# Supplied material
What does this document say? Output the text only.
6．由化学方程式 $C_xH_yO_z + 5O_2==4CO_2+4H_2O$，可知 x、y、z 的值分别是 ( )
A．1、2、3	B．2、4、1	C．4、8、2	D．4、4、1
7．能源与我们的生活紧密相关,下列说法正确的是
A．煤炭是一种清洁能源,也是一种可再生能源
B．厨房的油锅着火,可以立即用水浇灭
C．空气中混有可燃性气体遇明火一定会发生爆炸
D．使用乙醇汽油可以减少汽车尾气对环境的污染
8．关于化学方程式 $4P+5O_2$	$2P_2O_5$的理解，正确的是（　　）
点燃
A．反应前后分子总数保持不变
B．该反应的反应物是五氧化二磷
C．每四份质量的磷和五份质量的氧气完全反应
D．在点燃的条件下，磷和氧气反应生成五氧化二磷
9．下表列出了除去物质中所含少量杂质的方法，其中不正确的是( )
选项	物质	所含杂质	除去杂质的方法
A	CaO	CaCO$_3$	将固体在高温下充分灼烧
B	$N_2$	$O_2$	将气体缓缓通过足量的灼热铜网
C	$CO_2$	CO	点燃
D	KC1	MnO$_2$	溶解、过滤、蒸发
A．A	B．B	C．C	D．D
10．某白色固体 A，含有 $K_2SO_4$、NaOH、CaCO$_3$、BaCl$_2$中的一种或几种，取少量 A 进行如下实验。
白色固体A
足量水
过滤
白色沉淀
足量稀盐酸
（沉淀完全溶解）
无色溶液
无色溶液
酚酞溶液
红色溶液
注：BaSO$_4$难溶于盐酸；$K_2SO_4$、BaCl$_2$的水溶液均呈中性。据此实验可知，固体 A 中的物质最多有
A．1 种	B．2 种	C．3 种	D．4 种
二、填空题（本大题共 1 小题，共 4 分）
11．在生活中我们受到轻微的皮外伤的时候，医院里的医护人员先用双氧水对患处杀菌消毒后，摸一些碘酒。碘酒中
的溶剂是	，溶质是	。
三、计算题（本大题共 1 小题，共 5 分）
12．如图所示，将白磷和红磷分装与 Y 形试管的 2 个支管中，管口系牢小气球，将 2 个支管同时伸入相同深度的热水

# Problem to solve
What is the number of lines in the records that contain "BaCl"? Give that number only.

# Output for this task
2